Aim> Quote every line as given.

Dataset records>
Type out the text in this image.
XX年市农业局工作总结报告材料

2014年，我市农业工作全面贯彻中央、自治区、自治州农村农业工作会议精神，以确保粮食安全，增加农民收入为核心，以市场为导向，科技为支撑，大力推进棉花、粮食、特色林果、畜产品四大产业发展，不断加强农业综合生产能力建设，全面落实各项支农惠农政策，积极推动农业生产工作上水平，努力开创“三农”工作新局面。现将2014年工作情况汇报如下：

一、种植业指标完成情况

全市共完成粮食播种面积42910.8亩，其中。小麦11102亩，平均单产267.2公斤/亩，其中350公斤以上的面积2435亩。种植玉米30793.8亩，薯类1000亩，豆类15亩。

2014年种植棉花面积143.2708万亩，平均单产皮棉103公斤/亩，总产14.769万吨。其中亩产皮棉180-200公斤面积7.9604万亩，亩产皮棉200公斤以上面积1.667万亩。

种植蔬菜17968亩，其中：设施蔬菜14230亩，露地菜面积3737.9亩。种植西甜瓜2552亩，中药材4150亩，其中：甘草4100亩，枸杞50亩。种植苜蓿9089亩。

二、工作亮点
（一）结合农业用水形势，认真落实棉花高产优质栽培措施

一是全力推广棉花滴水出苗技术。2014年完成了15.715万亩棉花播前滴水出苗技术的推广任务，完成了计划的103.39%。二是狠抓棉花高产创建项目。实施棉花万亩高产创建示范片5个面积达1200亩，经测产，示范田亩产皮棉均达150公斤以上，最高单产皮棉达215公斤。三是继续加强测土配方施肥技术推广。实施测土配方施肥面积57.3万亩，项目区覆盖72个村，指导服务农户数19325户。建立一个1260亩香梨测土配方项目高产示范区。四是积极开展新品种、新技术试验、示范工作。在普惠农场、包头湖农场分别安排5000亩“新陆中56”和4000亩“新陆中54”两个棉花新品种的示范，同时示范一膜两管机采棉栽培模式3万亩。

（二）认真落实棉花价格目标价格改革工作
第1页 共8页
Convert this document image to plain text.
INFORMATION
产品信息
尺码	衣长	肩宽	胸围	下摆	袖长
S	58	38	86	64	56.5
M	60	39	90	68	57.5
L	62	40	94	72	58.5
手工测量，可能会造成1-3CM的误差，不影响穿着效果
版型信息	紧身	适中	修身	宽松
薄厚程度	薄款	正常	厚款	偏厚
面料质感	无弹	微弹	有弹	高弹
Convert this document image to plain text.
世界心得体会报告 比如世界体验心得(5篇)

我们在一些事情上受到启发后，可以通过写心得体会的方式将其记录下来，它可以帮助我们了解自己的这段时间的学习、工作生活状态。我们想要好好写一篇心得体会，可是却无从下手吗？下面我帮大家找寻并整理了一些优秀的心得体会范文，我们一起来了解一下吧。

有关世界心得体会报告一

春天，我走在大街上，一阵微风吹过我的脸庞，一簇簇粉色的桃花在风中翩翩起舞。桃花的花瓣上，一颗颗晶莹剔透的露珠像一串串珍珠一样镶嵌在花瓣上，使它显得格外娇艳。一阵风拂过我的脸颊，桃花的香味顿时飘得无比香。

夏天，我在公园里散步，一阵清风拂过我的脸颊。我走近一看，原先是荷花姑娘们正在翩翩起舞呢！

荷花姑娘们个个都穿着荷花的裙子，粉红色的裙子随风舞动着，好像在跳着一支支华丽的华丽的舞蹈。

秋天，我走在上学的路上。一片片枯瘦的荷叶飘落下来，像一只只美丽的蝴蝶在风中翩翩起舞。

Finished answer>
Type out the text in this image.
XX年市农业局工作总结报告材料

2014年，我市农业工作全面贯彻中央、自治区、自治州农村农业工作会议精神，以确保粮食安全，增加农民收入为核心，以市场为导向，科技为支撑，大力推进棉花、粮食、特色林果、畜产品四大产业发展，不断加强农业综合生产能力建设，全面落实各项支农惠农政策，积极推动农业生产工作上水平，努力开创“三农”工作新局面。现将2014年工作情况汇报如下：

一、种植业指标完成情况

全市共完成粮食播种面积42910.8亩，其中。小麦11102亩，平均单产267.2公斤/亩，其中350公斤以上的面积2435亩。种植玉米30793.8亩，薯类1000亩，豆类15亩。

2014年种植棉花面积143.2708万亩，平均单产皮棉103公斤/亩，总产14.769万吨。其中亩产皮棉180-200公斤面积7.9604万亩，亩产皮棉200公斤以上面积1.667万亩。

种植蔬菜17968亩，其中：设施蔬菜14230亩，露地菜面积3737.9亩。种植西甜瓜2552亩，中药材4150亩，其中：甘草4100亩，枸杞50亩。种植苜蓿9089亩。

二、工作亮点
（一）结合农业用水形势，认真落实棉花高产优质栽培措施

一是全力推广棉花滴水出苗技术。2014年完成了15.715万亩棉花播前滴水出苗技术的推广任务，完成了计划的103.39%。二是狠抓棉花高产创建项目。实施棉花万亩高产创建示范片5个面积达1200亩，经测产，示范田亩产皮棉均达150公斤以上，最高单产皮棉达215公斤。三是继续加强测土配方施肥技术推广。实施测土配方施肥面积57.3万亩，项目区覆盖72个村，指导服务农户数19325户。建立一个1260亩香梨测土配方项目高产示范区。四是积极开展新品种、新技术试验、示范工作。在普惠农场、包头湖农场分别安排5000亩“新陆中56”和4000亩“新陆中54”两个棉花新品种的示范，同时示范一膜两管机采棉栽培模式3万亩。

（二）认真落实棉花价格目标价格改革工作
第1页 共8页
Convert this document image to plain text.
INFORMATION
产品信息
尺码	衣长	肩宽	胸围	下摆	袖长
S	58	38	86	64	56.5
M	60	39	90	68	57.5
L	62	40	94	72	58.5
手工测量，可能会造成1-3CM的误差，不影响穿着效果
版型信息	紧身	适中	修身	宽松
薄厚程度	薄款	正常	厚款	偏厚
面料质感	无弹	微弹	有弹	高弹
Convert this document image to plain text.
世界心得体会报告 比如世界体验心得(5篇)

我们在一些事情上受到启发后，可以通过写心得体会的方式将其记录下来，它可以帮助我们了解自己的这段时间的学习、工作生活状态。我们想要好好写一篇心得体会，可是却无从下手吗？下面我帮大家找寻并整理了一些优秀的心得体会范文，我们一起来了解一下吧。

有关世界心得体会报告一

春天，我走在大街上，一阵微风吹过我的脸庞，一簇簇粉色的桃花在风中翩翩起舞。桃花的花瓣上，一颗颗晶莹剔透的露珠像一串串珍珠一样镶嵌在花瓣上，使它显得格外娇艳。一阵风拂过我的脸颊，桃花的香味顿时飘得无比香。

夏天，我在公园里散步，一阵清风拂过我的脸颊。我走近一看，原先是荷花姑娘们正在翩翩起舞呢！

荷花姑娘们个个都穿着荷花的裙子，粉红色的裙子随风舞动着，好像在跳着一支支华丽的华丽的舞蹈。

秋天，我走在上学的路上。一片片枯瘦的荷叶飘落下来，像一只只美丽的蝴蝶在风中翩翩起舞。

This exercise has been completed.